» **REQUEST 1**
Echo the stored dataset rows word for word, starting from the first row and ending with the line that contains "detail-status: 已到达洛杉矶国际机场仓库: [302, 256, 434, 269]", both included.

» **SOURCE**
As with previous Bond premieres and blockbusters of the time, the crowds began to gather outside the Odeon early in preparation for the big event hoping to get a glimpse of the stars that would be attending. What made the premiere of You Only Live Twice all that more special was the appearance of Her Majesty Queen Elizabeth II and her husband Prince Phillip. The event would be their first James Bond premiere and paved the way to future attendances.

Amongst the many cast and crew members, Sean Connery and wife Diana Cilento were the star attraction, especially as it was Connery's first British 007 premiere since From Russia With Love. Connery looked very un-Bond-like as he sported a bushy moustache and did not don his usual toupee.

Along with the usual press entourage were household names such as Jerry Lewis, Phil Silvers and Dick Van Dyke, as well as members of the production crew such as screenwriter Roald Dahl and producers Albert Broccoli and Harry Saltzman.

Guy Hamilton, who had previously directed "Goldfinger", was also in attendance.

 
Above: Her Majesty Queen Elizabeth II is introduced to (left to right) Dick Van Dyke, Diane Cilento and Sean Connery at the premiere.

You Only Live Twice broke the opening day record at the Odeon Leicester Square in London, and instantly became the number one film in the USA when it opened the following day. It took a total of over $600,000 in Balitmore, Boston, Chicago, Los Angeles, New York and Philadelphia over its first weekend, and scooped almost $7m across 161 venues nationwide in its first three weeks.

Although slightly down on the box-office phenomenon of Thunderball, You Only Live Twice was still a highly successful film taking $43.1m in the USA, and a global box office haul of over $111m. With a production cost of less than $10m, the profit margins were staggering compared to other films of its time. The competition for 'Twice' comprised of renowned classics such as "Cool Hand Luke", "The Graduate" and "The Dirty Dozen" - the latter being the only film that out-grossed 'Twice' during 1967.

What The Critics Said...

Sean Connery plays 007 with his usual finesse. Rest of cast in the $9.5 million film is strictly secondary, although Akiko Wakabayashi and Tetsuro Tamba register well as Bond's Japanese cohorts. Donald Pleasence makes a suitably menacing German heavy who appears in film's final scenes.
-- Variety


Above: Two women stoop to get a better perspective of Bond in the You Only Live Twice banner at the Astor Theatre. (UPI)

 

Really no better and no worse than its predecessors, the fifth James Bond is rather less enjoyable mainly because the formula has become so completely mechanical (and Bond himself so predictably indestructible) without any compensation in other directions.
-- BFI

The outer-space sequences would be more appropriate in a grade school educational short entitled Our Amazing Universe, and the volcanic climax is a series of clumsy process shots that no one took the trouble to fix. Even Connery seems uncomfortable and fatigued, as if he meant it when he said that this would be his last Bond film. It may just be an off year for 007
-- Time

Although there's a lot more science-fiction than there is first-vintage James Bond in You Only Live Twice, the fifth in a series of veritable Bond films with Sean Connery, there's enough of the bright and bland bravado of the popular British super-sleuth mixed into this melee of rocket-launching to make it a bag of good Bond fun.
-- New York Times

A great deal of money was spent on the fifth Bond epic in an attempt to duplicate this mystique, but in You Only Live Twice the formula fails to work its magic.

» **REQUEST 2**
Duplicate the part of the text on the You Only Live Twice premiere between "A great deal" and "work its magic.", inclusive, without any changes.

[Stored dataset rows]
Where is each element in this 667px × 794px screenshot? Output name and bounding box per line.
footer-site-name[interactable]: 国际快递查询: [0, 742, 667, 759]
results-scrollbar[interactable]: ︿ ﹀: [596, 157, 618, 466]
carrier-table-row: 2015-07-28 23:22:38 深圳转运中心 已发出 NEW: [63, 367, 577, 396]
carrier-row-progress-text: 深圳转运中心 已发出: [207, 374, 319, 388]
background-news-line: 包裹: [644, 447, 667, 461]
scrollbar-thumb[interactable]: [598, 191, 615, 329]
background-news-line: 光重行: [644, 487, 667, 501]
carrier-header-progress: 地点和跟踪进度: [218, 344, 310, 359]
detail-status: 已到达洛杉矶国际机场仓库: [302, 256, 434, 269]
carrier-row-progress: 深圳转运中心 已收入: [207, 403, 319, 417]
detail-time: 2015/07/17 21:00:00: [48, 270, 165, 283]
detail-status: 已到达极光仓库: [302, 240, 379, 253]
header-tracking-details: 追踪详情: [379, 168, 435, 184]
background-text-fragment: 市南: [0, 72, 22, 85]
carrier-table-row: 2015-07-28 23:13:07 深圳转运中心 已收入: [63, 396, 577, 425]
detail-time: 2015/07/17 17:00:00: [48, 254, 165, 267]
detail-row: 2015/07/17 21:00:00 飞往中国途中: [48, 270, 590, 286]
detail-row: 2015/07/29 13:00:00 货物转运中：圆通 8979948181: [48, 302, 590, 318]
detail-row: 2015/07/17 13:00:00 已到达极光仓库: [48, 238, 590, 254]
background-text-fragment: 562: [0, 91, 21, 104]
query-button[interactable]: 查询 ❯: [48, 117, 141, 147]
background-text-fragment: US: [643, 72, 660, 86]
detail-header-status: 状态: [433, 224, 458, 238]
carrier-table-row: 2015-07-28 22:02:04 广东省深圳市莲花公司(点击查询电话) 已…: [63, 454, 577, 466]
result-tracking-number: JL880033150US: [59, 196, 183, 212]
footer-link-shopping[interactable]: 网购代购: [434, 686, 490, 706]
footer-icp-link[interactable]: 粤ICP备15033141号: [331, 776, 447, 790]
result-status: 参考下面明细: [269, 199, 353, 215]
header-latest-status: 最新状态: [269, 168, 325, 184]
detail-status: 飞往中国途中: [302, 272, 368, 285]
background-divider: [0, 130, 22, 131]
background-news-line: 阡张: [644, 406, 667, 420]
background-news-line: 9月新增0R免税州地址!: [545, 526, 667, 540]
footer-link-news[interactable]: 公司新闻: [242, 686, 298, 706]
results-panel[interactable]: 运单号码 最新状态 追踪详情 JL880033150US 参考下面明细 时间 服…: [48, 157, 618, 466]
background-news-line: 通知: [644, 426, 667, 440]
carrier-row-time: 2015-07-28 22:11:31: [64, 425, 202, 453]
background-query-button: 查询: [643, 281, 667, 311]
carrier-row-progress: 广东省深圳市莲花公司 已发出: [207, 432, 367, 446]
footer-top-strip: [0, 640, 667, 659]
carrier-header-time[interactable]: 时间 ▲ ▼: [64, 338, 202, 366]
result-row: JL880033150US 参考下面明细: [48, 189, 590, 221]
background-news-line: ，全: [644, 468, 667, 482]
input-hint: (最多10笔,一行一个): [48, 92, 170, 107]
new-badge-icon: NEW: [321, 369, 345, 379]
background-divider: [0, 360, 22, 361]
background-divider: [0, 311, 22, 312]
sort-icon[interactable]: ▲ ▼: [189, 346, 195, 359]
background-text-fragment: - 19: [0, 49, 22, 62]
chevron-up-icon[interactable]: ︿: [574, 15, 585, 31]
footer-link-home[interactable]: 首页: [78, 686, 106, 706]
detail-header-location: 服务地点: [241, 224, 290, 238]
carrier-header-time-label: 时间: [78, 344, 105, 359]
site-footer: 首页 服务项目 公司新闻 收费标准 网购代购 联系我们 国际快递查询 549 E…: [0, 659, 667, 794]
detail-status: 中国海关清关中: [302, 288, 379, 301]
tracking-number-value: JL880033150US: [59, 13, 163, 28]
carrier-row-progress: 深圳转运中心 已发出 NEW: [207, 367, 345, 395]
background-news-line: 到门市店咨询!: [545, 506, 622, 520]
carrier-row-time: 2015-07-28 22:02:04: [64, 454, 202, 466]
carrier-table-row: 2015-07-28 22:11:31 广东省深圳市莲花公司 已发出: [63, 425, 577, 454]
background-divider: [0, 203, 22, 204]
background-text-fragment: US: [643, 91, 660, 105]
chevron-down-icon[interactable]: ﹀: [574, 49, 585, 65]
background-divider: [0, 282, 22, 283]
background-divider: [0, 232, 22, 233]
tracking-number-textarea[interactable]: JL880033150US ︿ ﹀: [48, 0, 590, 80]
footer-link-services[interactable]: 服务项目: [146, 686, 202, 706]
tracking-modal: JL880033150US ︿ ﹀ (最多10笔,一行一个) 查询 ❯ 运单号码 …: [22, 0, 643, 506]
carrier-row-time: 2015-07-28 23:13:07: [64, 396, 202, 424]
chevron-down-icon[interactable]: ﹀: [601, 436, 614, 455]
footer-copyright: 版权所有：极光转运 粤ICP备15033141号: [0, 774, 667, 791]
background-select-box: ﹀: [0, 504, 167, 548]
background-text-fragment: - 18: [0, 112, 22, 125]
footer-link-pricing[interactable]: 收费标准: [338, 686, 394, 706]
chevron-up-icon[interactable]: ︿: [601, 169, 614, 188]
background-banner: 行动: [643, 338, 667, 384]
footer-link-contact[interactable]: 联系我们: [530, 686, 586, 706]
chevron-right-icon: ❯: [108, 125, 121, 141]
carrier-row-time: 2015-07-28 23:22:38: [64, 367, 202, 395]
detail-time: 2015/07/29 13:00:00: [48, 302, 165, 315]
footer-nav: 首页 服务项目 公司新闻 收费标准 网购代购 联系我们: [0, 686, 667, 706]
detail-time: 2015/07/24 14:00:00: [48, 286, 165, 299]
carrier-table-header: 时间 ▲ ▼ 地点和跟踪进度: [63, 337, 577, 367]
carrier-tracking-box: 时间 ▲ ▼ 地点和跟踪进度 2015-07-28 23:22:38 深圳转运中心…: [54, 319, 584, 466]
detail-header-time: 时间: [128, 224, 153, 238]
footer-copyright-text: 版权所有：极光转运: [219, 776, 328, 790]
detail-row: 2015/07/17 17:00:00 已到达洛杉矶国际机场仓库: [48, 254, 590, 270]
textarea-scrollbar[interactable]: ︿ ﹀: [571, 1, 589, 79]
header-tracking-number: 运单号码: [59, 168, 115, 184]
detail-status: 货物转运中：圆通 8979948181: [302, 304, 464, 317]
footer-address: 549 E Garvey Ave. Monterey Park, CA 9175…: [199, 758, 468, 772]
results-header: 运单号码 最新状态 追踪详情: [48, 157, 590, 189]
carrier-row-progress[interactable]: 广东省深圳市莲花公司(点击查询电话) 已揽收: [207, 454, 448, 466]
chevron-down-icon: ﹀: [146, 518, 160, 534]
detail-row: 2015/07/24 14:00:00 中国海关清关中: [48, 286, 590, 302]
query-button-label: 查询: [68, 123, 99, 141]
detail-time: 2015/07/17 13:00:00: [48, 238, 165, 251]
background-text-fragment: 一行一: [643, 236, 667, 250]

» **FULL OUTPUT 1**
Where is each element in this 667px × 794px screenshot? Output name and bounding box per line.
footer-site-name[interactable]: 国际快递查询: [0, 742, 667, 759]
results-scrollbar[interactable]: ︿ ﹀: [596, 157, 618, 466]
carrier-table-row: 2015-07-28 23:22:38 深圳转运中心 已发出 NEW: [63, 367, 577, 396]
carrier-row-progress-text: 深圳转运中心 已发出: [207, 374, 319, 388]
background-news-line: 包裹: [644, 447, 667, 461]
scrollbar-thumb[interactable]: [598, 191, 615, 329]
background-news-line: 光重行: [644, 487, 667, 501]
carrier-header-progress: 地点和跟踪进度: [218, 344, 310, 359]
detail-status: 已到达洛杉矶国际机场仓库: [302, 256, 434, 269]

» **FULL OUTPUT 2**
A great deal of money was spent on the fifth Bond epic in an attempt to duplicate this mystique, but in You Only Live Twice the formula fails to work its magic.